[START Data section]
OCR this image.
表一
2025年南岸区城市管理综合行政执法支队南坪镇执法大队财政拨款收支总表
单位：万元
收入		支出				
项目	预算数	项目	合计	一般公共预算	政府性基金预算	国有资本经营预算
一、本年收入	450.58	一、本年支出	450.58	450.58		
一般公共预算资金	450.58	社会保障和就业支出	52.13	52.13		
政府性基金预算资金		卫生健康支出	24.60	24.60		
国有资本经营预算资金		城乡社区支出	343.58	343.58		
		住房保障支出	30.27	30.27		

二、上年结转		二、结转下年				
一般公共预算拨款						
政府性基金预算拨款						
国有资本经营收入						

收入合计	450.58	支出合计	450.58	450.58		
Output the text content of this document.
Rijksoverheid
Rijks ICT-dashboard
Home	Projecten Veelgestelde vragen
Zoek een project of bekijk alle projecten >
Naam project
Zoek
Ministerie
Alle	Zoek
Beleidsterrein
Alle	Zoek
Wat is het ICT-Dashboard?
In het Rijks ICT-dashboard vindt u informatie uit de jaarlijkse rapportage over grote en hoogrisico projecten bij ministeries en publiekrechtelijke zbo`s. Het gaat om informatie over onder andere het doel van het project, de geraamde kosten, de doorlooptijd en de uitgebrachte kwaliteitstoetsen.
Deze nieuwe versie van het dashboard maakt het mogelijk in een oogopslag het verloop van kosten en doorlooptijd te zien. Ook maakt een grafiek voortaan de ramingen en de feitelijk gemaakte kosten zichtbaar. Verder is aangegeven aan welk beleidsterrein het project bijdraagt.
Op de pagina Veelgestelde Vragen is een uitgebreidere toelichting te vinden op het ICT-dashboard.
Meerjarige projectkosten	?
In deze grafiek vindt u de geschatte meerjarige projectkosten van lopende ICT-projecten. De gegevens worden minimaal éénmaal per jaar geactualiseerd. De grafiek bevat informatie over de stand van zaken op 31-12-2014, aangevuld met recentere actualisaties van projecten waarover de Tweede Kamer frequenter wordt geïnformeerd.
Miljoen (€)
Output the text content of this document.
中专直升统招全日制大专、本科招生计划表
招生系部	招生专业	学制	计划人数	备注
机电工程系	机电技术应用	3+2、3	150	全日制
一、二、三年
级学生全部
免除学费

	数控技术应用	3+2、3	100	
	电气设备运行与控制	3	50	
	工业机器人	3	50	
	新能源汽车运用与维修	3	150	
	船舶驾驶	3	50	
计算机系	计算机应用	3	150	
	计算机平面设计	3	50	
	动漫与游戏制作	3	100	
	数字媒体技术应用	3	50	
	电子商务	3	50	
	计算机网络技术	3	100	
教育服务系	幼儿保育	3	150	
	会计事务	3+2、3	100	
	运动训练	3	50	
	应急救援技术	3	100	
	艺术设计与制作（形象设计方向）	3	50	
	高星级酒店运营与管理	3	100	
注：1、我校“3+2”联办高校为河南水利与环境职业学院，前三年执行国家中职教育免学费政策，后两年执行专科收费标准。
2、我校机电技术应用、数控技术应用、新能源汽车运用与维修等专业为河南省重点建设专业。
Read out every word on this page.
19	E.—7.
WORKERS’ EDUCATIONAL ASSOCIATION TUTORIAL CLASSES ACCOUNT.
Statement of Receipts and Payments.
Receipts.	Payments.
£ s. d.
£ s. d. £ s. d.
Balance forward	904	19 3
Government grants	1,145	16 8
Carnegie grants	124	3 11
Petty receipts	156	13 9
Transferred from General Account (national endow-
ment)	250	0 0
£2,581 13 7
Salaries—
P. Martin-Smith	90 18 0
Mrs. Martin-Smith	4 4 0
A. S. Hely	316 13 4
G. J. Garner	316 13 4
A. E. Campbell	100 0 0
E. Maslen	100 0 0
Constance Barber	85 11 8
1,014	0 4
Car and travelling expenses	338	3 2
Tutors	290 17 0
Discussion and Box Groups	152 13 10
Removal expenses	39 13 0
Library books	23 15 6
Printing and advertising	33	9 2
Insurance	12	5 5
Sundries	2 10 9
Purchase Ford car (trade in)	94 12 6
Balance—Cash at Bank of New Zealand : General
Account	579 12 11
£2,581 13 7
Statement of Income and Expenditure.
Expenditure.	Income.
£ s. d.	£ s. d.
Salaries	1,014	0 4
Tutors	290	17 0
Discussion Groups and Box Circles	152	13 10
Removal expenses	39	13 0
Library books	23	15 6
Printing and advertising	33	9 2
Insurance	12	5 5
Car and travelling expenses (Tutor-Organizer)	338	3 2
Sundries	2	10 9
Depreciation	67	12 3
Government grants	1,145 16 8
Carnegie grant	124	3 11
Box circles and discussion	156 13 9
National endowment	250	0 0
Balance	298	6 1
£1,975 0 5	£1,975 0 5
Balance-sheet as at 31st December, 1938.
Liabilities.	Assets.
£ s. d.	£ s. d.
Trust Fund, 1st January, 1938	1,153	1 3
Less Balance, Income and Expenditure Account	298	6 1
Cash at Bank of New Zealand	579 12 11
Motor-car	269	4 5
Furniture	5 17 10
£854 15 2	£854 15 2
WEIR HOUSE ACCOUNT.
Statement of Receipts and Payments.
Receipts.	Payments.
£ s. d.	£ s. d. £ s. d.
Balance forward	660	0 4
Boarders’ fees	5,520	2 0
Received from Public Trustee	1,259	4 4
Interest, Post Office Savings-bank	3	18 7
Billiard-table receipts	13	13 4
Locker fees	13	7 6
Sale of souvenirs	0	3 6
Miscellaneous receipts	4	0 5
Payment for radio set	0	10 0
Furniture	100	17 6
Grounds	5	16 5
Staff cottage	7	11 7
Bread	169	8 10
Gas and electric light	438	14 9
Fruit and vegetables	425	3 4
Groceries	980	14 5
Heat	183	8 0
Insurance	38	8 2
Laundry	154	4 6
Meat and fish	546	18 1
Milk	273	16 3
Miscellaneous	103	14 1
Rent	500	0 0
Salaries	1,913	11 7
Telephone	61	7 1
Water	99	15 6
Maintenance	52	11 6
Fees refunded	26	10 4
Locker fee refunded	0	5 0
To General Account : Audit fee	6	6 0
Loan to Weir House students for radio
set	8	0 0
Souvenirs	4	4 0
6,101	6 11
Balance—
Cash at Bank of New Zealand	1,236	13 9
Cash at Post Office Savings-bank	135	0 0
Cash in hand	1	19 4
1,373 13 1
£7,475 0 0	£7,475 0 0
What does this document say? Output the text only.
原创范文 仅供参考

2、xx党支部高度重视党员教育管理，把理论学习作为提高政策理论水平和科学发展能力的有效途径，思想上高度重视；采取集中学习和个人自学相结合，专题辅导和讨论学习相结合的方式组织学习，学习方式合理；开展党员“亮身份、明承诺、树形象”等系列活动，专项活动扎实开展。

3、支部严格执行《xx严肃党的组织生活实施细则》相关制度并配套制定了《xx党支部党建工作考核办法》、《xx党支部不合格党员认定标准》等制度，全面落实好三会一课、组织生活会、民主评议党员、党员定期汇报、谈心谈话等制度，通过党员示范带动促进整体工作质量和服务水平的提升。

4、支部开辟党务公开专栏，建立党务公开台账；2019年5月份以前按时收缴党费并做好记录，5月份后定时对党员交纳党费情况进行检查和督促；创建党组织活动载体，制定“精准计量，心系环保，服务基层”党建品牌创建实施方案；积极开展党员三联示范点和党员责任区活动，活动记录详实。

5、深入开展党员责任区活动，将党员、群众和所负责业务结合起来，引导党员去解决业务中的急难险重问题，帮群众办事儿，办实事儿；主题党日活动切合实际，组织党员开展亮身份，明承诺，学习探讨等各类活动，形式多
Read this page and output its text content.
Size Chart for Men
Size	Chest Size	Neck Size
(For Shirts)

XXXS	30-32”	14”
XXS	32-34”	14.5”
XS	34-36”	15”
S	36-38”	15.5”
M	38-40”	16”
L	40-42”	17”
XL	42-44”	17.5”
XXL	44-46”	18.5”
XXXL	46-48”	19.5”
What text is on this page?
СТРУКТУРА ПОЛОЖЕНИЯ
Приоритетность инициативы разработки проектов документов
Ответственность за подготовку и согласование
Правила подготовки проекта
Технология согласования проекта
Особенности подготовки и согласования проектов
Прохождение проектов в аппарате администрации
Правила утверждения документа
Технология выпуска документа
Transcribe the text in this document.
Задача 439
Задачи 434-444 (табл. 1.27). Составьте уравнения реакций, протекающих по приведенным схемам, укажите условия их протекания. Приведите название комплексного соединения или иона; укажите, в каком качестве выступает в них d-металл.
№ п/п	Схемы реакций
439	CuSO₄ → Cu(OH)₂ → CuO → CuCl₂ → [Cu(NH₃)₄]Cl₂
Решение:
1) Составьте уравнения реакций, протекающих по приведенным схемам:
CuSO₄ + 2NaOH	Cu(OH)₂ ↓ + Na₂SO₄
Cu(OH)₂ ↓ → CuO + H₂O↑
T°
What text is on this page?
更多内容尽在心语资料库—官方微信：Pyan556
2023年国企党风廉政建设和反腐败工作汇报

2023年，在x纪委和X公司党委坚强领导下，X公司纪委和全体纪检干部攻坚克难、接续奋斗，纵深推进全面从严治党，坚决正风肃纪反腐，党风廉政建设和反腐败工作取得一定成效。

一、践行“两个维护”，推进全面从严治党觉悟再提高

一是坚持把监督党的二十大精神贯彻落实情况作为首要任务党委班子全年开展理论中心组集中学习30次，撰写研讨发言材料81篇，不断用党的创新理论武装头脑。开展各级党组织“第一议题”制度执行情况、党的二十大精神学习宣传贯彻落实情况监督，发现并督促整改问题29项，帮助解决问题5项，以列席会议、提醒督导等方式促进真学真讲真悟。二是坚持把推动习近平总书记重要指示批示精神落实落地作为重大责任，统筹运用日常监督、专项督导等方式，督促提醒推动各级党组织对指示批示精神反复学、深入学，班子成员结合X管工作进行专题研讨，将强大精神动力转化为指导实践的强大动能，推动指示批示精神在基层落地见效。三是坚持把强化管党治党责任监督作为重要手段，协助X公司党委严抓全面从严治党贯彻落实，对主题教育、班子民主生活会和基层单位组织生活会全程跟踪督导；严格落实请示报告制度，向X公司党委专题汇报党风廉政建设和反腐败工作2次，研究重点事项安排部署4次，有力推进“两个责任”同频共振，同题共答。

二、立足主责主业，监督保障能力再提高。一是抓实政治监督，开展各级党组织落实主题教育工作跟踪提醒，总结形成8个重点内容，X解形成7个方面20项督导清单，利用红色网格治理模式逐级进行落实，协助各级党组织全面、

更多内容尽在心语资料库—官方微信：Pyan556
[END Data section]
The exercise –
Copy out exactly the lines running from the line with "Transcribe the text in this document." to the end of the records, inclusive.

Finished task –
Transcribe the text in this document.
Задача 439
Задачи 434-444 (табл. 1.27). Составьте уравнения реакций, протекающих по приведенным схемам, укажите условия их протекания. Приведите название комплексного соединения или иона; укажите, в каком качестве выступает в них d-металл.
№ п/п	Схемы реакций
439	CuSO₄ → Cu(OH)₂ → CuO → CuCl₂ → [Cu(NH₃)₄]Cl₂
Решение:
1) Составьте уравнения реакций, протекающих по приведенным схемам:
CuSO₄ + 2NaOH	Cu(OH)₂ ↓ + Na₂SO₄
Cu(OH)₂ ↓ → CuO + H₂O↑
T°
What text is on this page?
更多内容尽在心语资料库—官方微信：Pyan556
2023年国企党风廉政建设和反腐败工作汇报

2023年，在x纪委和X公司党委坚强领导下，X公司纪委和全体纪检干部攻坚克难、接续奋斗，纵深推进全面从严治党，坚决正风肃纪反腐，党风廉政建设和反腐败工作取得一定成效。

一、践行“两个维护”，推进全面从严治党觉悟再提高

一是坚持把监督党的二十大精神贯彻落实情况作为首要任务党委班子全年开展理论中心组集中学习30次，撰写研讨发言材料81篇，不断用党的创新理论武装头脑。开展各级党组织“第一议题”制度执行情况、党的二十大精神学习宣传贯彻落实情况监督，发现并督促整改问题29项，帮助解决问题5项，以列席会议、提醒督导等方式促进真学真讲真悟。二是坚持把推动习近平总书记重要指示批示精神落实落地作为重大责任，统筹运用日常监督、专项督导等方式，督促提醒推动各级党组织对指示批示精神反复学、深入学，班子成员结合X管工作进行专题研讨，将强大精神动力转化为指导实践的强大动能，推动指示批示精神在基层落地见效。三是坚持把强化管党治党责任监督作为重要手段，协助X公司党委严抓全面从严治党贯彻落实，对主题教育、班子民主生活会和基层单位组织生活会全程跟踪督导；严格落实请示报告制度，向X公司党委专题汇报党风廉政建设和反腐败工作2次，研究重点事项安排部署4次，有力推进“两个责任”同频共振，同题共答。

二、立足主责主业，监督保障能力再提高。一是抓实政治监督，开展各级党组织落实主题教育工作跟踪提醒，总结形成8个重点内容，X解形成7个方面20项督导清单，利用红色网格治理模式逐级进行落实，协助各级党组织全面、

更多内容尽在心语资料库—官方微信：Pyan556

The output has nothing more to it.